- Instructions -
1. According to the text on Ehud Olmert, on what date did he ascend to the leadership of Israel?
2. In the text on Ehud Olmert, reproduce the passage that begins with "Ehud Olmert, a" and ends with "border by 2010.", swapping "savvy" for "shrewd".

***** Text excerpt

Ehud Olmert, a detail-oriented millionaire and a savvy backroom politician, ascended to the leadership of Israel on Jan. 4, 2006 after Prime Minister Ariel Sharon was incapacitated by a stroke.
Olmert guided Sharon's Kadima Party to a plurality of seats in its first legislative election held March 28, 2006. Although the party failed to garner a clear majority, he forged a clear coalition that aimed to scale back West Bank settlements and to form a final Israeli border by 2010.
The 60 year old has held a variety
of posts in the government including finance minister and minister
of industry, trade and labor, as well as the minister responsible
for the Israel Lands Administration.
His transition from
supporting actor to leader is the culmination of a lengthy career
as a lawmaker, mayor of Jerusalem, cabinet member and finally
Sharon's vice premier and close confidant.
Once an outspoken hawk
who preached a greater Israel, Olmert underwent a startling conversion
two years ago and decided Israel had to pull out of most of the
areas captured in the 1967's Six Day War. But it was a conversion
mirrored by many in the Israeli public and Sharon as well.
Born into a family
of Russian origins near Binyamina in 1945, Olmert's youth came
during the final years of British rule in Palestine.

**********
***** Material

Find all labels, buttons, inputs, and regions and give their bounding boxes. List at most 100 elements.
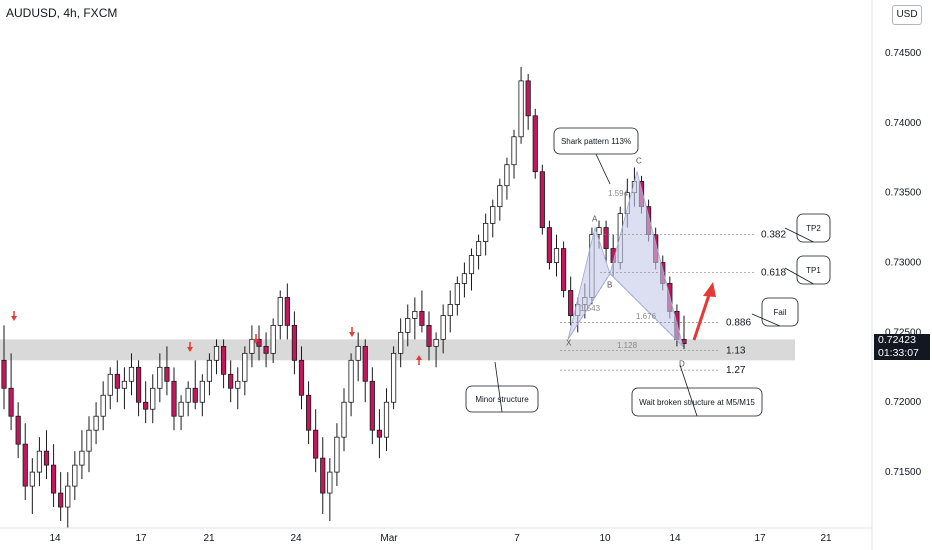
candle-body (362, 345, 368, 382)
target-arrow-shaft (692, 291, 712, 341)
candle-body (171, 380, 177, 417)
candle-body (213, 345, 220, 361)
tp1-callout-text: TP1 (806, 266, 821, 275)
candle-body (150, 387, 156, 410)
candle-body (65, 485, 71, 508)
candle-body (298, 359, 305, 396)
candle-body (603, 227, 609, 249)
candle-body (461, 273, 468, 284)
candle-body (50, 464, 57, 494)
candle-body (497, 185, 503, 208)
candle-body (228, 373, 234, 389)
price-tick-label: 0.71500 (885, 467, 922, 478)
countdown-badge: 01:33:07 (874, 347, 930, 360)
candle-body (355, 345, 361, 361)
candle-body (426, 324, 432, 347)
symbol-title: AUDUSD, 4h, FXCM (6, 6, 118, 20)
candle-body (235, 380, 241, 389)
candle-body (256, 338, 262, 347)
harmonic-xab-triangle (567, 226, 611, 340)
candle-body (376, 429, 383, 438)
shark-callout-pointer (595, 153, 611, 185)
candle-body (313, 429, 319, 459)
price-tick-label: 0.72000 (885, 397, 922, 408)
ratio-label: 1.676 (636, 312, 657, 321)
price-tick-label: 0.72500 (885, 327, 922, 338)
time-tick-label: 7 (514, 533, 520, 544)
candle-body (390, 352, 397, 403)
candle-body (447, 304, 453, 317)
signal-arrow-head (349, 332, 355, 337)
candle-body (525, 80, 531, 117)
tp1-callout-pointer (784, 267, 814, 285)
fail-callout-text: Fail (774, 308, 787, 317)
candle-body (263, 345, 269, 354)
signal-arrow-head (253, 339, 259, 344)
candle-body (36, 450, 43, 473)
candle-body (143, 401, 149, 410)
point-label-c: C (636, 157, 642, 166)
candle-body (43, 450, 50, 466)
point-label-a: A (592, 215, 598, 224)
currency-button[interactable]: USD (892, 5, 922, 25)
candle-body (206, 359, 213, 382)
fib-label: 1.27 (726, 365, 746, 376)
fib-label: 0.382 (761, 230, 786, 241)
candle-body (72, 464, 78, 487)
wait-callout-pointer (679, 364, 698, 417)
fib-label: 0.618 (761, 267, 786, 278)
candle-body (185, 387, 191, 403)
time-tick-label: 17 (135, 533, 147, 544)
ratio-label: 1.594 (608, 189, 629, 198)
minor-callout-text: Minor structure (475, 395, 529, 404)
candle-body (22, 443, 28, 487)
candle-body (532, 115, 538, 173)
candle-body (15, 415, 21, 445)
minor-callout-pointer (494, 361, 503, 413)
candle-body (341, 401, 347, 438)
price-tick-label: 0.73000 (885, 258, 922, 269)
candle-body (412, 311, 418, 319)
candle-body (398, 331, 404, 354)
candle-body (86, 429, 92, 452)
time-tick-label: 21 (820, 533, 832, 544)
candle-body (128, 366, 135, 382)
candle-body (539, 171, 545, 228)
candle-body (135, 366, 142, 403)
time-tick-label: 24 (290, 533, 302, 544)
fail-callout: Fail (751, 297, 799, 327)
tp1-callout: TP1 (784, 255, 831, 285)
candle-body (270, 324, 276, 354)
price-tick-label: 0.74000 (885, 118, 922, 129)
signal-arrow-head (416, 355, 422, 360)
candle-body (79, 450, 85, 466)
candle-body (8, 387, 14, 417)
ratio-label: 1.543 (580, 304, 601, 313)
candle-body (107, 373, 113, 396)
candle-body (454, 283, 460, 305)
time-tick-label: 14 (49, 533, 61, 544)
candle-body (369, 380, 375, 431)
candle-body (553, 248, 560, 263)
fib-label: 0.886 (726, 318, 751, 329)
ratio-label: 1.128 (617, 341, 638, 350)
time-tick-label: Mar (380, 533, 398, 544)
candle-body (560, 248, 567, 291)
candle-body (433, 338, 439, 347)
candle-body (178, 401, 184, 417)
candle-body (93, 415, 99, 431)
candle-body (419, 311, 425, 326)
candle-body (348, 359, 354, 403)
candle-body (305, 394, 312, 431)
candle-body (334, 436, 340, 473)
price-tick-label: 0.73500 (885, 188, 922, 199)
candle-body (568, 290, 574, 317)
support-zone (0, 339, 795, 361)
candle-body (249, 338, 255, 354)
candle-body (164, 366, 170, 382)
candle-body (546, 227, 553, 263)
candle-body (157, 366, 163, 389)
tp2-callout-text: TP2 (806, 224, 821, 233)
candle-body (100, 394, 106, 417)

**********

- Expected answers -
1. Jan. 4, 2006

2.
Ehud Olmert, a detail-oriented millionaire and a shrewd backroom politician, ascended to the leadership of Israel on Jan. 4, 2006 after Prime Minister Ariel Sharon was incapacitated by a stroke.
Olmert guided Sharon's Kadima Party to a plurality of seats in its first legislative election held March 28, 2006. Although the party failed to garner a clear majority, he forged a clear coalition that aimed to scale back West Bank settlements and to form a final Israeli border by 2010.